→ STATED EXERCISE: Copy all the material that follows, keeping every character the same.

→ DATA IN THIS EXERCISE:
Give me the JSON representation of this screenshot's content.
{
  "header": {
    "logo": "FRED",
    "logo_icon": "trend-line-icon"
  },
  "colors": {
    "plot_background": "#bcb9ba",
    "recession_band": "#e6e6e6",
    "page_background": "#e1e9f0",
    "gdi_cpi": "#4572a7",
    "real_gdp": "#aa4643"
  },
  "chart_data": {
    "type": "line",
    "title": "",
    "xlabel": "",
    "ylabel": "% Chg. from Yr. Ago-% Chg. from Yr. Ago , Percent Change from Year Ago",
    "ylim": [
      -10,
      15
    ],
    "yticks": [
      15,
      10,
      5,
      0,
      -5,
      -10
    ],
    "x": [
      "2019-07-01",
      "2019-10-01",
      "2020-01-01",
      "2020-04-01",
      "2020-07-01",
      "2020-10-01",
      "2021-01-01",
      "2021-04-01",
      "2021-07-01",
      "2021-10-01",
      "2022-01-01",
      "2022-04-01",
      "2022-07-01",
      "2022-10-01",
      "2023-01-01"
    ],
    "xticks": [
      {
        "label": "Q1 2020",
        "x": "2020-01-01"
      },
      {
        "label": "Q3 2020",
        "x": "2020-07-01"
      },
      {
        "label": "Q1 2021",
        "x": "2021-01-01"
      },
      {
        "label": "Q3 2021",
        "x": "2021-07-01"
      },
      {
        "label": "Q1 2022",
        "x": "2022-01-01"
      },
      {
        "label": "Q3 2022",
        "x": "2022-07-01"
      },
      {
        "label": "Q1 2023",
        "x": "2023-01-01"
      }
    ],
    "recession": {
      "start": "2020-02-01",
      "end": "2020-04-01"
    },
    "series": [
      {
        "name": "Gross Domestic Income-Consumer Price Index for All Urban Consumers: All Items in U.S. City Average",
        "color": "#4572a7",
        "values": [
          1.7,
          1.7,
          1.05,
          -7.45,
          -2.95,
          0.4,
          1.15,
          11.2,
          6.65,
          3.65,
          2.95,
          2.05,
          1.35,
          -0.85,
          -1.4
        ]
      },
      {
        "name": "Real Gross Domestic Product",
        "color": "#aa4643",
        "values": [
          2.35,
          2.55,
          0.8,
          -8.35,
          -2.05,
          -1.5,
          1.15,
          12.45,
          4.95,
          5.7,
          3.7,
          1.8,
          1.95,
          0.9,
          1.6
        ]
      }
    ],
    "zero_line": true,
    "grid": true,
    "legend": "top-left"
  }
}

→ FULL OUTPUT:
Give me the JSON representation of this screenshot's content.
{
  "header": {
    "logo": "FRED",
    "logo_icon": "trend-line-icon"
  },
  "colors": {
    "plot_background": "#bcb9ba",
    "recession_band": "#e6e6e6",
    "page_background": "#e1e9f0",
    "gdi_cpi": "#4572a7",
    "real_gdp": "#aa4643"
  },
  "chart_data": {
    "type": "line",
    "title": "",
    "xlabel": "",
    "ylabel": "% Chg. from Yr. Ago-% Chg. from Yr. Ago , Percent Change from Year Ago",
    "ylim": [
      -10,
      15
    ],
    "yticks": [
      15,
      10,
      5,
      0,
      -5,
      -10
    ],
    "x": [
      "2019-07-01",
      "2019-10-01",
      "2020-01-01",
      "2020-04-01",
      "2020-07-01",
      "2020-10-01",
      "2021-01-01",
      "2021-04-01",
      "2021-07-01",
      "2021-10-01",
      "2022-01-01",
      "2022-04-01",
      "2022-07-01",
      "2022-10-01",
      "2023-01-01"
    ],
    "xticks": [
      {
        "label": "Q1 2020",
        "x": "2020-01-01"
      },
      {
        "label": "Q3 2020",
        "x": "2020-07-01"
      },
      {
        "label": "Q1 2021",
        "x": "2021-01-01"
      },
      {
        "label": "Q3 2021",
        "x": "2021-07-01"
      },
      {
        "label": "Q1 2022",
        "x": "2022-01-01"
      },
      {
        "label": "Q3 2022",
        "x": "2022-07-01"
      },
      {
        "label": "Q1 2023",
        "x": "2023-01-01"
      }
    ],
    "recession": {
      "start": "2020-02-01",
      "end": "2020-04-01"
    },
    "series": [
      {
        "name": "Gross Domestic Income-Consumer Price Index for All Urban Consumers: All Items in U.S. City Average",
        "color": "#4572a7",
        "values": [
          1.7,
          1.7,
          1.05,
          -7.45,
          -2.95,
          0.4,
          1.15,
          11.2,
          6.65,
          3.65,
          2.95,
          2.05,
          1.35,
          -0.85,
          -1.4
        ]
      },
      {
        "name": "Real Gross Domestic Product",
        "color": "#aa4643",
        "values": [
          2.35,
          2.55,
          0.8,
          -8.35,
          -2.05,
          -1.5,
          1.15,
          12.45,
          4.95,
          5.7,
          3.7,
          1.8,
          1.95,
          0.9,
          1.6
        ]
      }
    ],
    "zero_line": true,
    "grid": true,
    "legend": "top-left"
  }
}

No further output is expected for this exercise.